Part of a data file:
┌──

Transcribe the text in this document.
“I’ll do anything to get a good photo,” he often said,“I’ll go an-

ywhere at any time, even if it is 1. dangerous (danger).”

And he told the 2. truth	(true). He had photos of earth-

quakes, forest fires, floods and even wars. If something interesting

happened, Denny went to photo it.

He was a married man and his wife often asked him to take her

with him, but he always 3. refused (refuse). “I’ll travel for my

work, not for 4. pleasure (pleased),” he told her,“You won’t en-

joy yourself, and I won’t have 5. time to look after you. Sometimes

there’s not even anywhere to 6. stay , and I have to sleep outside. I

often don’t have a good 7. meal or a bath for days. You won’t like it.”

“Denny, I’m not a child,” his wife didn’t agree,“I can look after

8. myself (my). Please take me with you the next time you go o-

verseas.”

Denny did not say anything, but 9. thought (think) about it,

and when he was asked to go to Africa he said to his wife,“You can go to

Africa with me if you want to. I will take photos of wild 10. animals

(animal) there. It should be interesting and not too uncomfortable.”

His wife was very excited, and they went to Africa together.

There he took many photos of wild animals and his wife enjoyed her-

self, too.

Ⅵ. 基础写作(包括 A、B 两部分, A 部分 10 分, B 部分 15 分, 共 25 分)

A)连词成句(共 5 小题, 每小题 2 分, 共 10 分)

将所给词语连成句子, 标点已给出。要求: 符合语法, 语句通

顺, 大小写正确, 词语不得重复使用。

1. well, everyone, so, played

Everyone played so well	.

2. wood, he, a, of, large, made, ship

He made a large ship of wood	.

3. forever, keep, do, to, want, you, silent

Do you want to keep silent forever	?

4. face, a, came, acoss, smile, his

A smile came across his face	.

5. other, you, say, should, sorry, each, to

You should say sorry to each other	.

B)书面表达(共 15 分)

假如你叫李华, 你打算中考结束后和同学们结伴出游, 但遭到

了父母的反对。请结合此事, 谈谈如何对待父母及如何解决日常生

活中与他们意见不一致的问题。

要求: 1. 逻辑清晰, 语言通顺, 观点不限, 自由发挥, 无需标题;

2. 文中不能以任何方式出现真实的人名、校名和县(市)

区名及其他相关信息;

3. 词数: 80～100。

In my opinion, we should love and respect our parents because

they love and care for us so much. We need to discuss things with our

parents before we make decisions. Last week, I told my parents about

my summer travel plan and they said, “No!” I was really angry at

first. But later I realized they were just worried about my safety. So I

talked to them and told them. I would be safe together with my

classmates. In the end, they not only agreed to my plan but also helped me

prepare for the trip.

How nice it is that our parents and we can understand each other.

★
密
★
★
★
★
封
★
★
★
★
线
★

└──

Collect the lines that hold "interesting".

quakes, forest fires, floods and even wars. If something interesting
(animal) there. It should be interesting and not too uncomfortable.”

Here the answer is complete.